Short exercise — Examine the material below. Gather every line in which the string "должностных" appears.

[Extracted data entries]

^^^^

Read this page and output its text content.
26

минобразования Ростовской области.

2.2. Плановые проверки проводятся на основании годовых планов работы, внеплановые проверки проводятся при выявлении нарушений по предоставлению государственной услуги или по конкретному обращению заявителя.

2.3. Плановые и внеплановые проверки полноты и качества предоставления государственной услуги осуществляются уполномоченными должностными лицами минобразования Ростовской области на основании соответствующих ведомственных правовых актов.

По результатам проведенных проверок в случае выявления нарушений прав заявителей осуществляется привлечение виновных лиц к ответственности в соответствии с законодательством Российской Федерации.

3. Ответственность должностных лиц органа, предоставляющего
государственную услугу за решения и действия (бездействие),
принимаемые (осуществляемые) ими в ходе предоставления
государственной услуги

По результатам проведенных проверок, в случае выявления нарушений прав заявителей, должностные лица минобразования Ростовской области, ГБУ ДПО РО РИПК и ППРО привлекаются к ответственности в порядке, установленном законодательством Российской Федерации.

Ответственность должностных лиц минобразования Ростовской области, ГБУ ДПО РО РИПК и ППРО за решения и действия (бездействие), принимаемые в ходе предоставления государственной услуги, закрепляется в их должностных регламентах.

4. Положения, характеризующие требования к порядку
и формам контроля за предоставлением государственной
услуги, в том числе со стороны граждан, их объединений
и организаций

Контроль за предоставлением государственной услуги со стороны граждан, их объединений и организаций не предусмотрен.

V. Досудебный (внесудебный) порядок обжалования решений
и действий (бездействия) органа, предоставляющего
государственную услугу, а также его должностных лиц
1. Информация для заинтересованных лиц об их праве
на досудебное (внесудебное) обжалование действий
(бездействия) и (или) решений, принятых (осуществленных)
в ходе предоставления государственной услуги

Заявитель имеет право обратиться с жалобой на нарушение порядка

^^^^

Task result —
3. Ответственность должностных лиц органа, предоставляющего
Ответственность должностных лиц минобразования Ростовской области, ГБУ ДПО РО РИПК и ППРО за решения и действия (бездействие), принимаемые в ходе предоставления государственной услуги, закрепляется в их должностных регламентах.
государственную услугу, а также его должностных лиц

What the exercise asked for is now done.